EXERCISE INSTRUCTIONS: Write the next part of the article about Shahid Malik's visit to the Tekpara slum in Dhaka, starting after its final sentence.

TEXT FOR ANALYSIS:
☆ ☆ ☆ ☆
Shahid Malik meets a monsoon in Bangladesh

31 July 2008

Photo of Moushumi with the children she looks afterThe narrow path through the corrugated metal shacks was muddy and treacherous from the recent monsoon downpours, but this was only a minor inconvenience for residents of Dhaka's Tekpara slum.

For DFID Minister Shahid Malik though, in Tekpara last month to find out about an innovative sanitation project, it led the way to the ultimate contrast in working environments - and to an encounter that won't soon be forgotten.

A slum family

Playing with her friends as she waited for the Minister to arrive was 12-year-old Moushumi. Moushumi explained that her family came to Tekpara seven years ago, after they were evicted from their previous home in a slum in the shadow of a five-star Dhaka hotel.

She described how, to make ends meet, the family are reliant on the £8 per month that her mother earns from her part-time job in a garment factory, plus the small amount of money that her father's vegetables bring in at the local market. With this, they are just about able to cover the rent on their 8 by 9 foot metal home and pay the electricity bill for their single light bulb and fan.

For today's special occasion, the slum school's one teacher had allowed Moushmi to take the day off. But this morning, like every morning, Moushumi had hardly been idle. Each day, balanced against the responsibility of looking after her neighbours' young children, it is Moushumi's duty to hand-pump her family's washing and drinking water from the local reservoir. The reservoir - which was built by the DFID-funded project that Shahid Malik had come to Tekpara to see - has made a real difference to the life of this hugely impoverished community.

Changing behaviour

Five years ago, sanitary conditions in the slum were appalling. The 2,300 inhabitants were served by only two latrines and open defecation was widespread. Drainage was also very substandard, meaning the ground beneath the residents' makeshift homes frequently became logged with water. Most people in the community were unaware of even the basics of environmental hygiene.

A non-governmental organisation working out of Dhaka, Dushtha Shasthya Kendra (DSK), gave itself six years to equip the slum with decent sanitation. Part of a WaterAid programme that is operating throughout Bangladesh (supported by over £15 million of DFID money), the DSK project is overhauling the infrastructure that can make the difference between health and sickness, and even life and death.

Nowadays, as well as the reservoir there are 20 latrines in place in Tekpara, each of which contains 53 chambers. But the project is about more than just hardware: it also teaches the slum-dwellers about safe hygiene practices, to ensure that the recent improvements aren't lost after the project comes to an end in 2009.
☆ ☆ ☆ ☆
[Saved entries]
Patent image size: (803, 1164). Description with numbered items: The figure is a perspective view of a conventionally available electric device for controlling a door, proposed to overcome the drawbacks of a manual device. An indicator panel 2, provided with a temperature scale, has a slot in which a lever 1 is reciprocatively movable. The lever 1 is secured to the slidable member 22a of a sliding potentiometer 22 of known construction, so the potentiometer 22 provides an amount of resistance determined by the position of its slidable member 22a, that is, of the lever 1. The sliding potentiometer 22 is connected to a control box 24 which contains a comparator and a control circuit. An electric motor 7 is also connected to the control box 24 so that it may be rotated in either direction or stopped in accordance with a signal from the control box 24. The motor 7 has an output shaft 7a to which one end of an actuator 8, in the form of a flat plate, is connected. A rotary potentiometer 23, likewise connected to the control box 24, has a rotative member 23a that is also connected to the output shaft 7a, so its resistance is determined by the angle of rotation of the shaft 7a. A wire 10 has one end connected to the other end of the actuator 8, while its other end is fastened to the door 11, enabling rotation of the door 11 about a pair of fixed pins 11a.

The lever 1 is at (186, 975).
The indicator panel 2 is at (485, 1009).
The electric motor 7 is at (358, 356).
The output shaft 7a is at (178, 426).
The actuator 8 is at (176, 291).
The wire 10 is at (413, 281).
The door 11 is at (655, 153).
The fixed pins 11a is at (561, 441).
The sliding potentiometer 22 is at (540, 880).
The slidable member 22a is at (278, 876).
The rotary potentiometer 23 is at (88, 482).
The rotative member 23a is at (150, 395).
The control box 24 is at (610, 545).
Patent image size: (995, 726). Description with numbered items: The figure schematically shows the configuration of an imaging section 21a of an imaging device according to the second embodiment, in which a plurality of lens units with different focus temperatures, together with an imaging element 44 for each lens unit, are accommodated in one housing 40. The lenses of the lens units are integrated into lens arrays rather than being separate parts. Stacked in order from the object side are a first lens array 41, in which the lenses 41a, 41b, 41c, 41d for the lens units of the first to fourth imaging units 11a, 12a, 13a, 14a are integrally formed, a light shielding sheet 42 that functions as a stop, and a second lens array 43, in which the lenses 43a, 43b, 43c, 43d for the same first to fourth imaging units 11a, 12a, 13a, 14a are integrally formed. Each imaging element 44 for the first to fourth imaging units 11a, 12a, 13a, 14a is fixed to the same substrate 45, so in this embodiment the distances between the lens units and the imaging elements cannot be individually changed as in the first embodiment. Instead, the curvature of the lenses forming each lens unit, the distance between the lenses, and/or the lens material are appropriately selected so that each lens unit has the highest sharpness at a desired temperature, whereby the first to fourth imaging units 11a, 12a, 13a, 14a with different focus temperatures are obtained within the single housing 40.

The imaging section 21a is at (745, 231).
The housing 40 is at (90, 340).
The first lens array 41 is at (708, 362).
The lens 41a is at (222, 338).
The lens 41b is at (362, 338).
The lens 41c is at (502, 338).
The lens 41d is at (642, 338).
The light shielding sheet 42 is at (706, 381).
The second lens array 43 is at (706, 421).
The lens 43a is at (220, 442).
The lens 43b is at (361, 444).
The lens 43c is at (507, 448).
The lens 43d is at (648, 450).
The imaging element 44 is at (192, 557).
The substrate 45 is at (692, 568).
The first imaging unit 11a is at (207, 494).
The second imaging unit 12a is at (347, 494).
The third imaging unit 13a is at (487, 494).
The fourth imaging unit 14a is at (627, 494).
☆ ☆ ☆ ☆
ANSWER SECTION:
A healthier way of life

When Shahid Malik arrived at the settlement, staff of DSK and the Dhaka Water and Sewerage Authority wasted no time in providing a thorough introduction to the nuts and bolts of the project. Showing him around the newly installed facilities, they explained the inner workings of the machinery and talked about the unique challenges involved in maintaining a smooth-running sanitation system.

At a distance was Moushumi, watching fascinated as the Minister found out about the changes that have made such an impact on her life. Although her family is still struggling to achieve a decent standard of living, the availability of clean water and efficient toilets has shown them that a healthier, more comfortable future could be in their grasp.

Just then, to the girl's surprise, Shahid Malik caught sight of her. Her eyes lit up and the broadest of smiles spread across her face as he approached. Crouching down beside her, the Minister shook her hand and posed for a photograph. She gave her name as Moushumi, and he asked what it meant.

"It means ‘Monsoon’," she said proudly, and the smile remained with her for the rest of the day.

Facts and stats

  • Since 2003 DFID has been working with WaterAid Bangladesh and its local NGO partners, providing up to £15.75 million towards financing the project Advancing Sustainable Environmental Health (ASEH).
  • Since its inception, ASEH has ensured access to safe domestic water for more than 1.3 million and to improved sanitation for nearly 4.2 million poor people in both urban and rural communities.
  • ASEH has also reached over 4 million people through its hygiene education programme.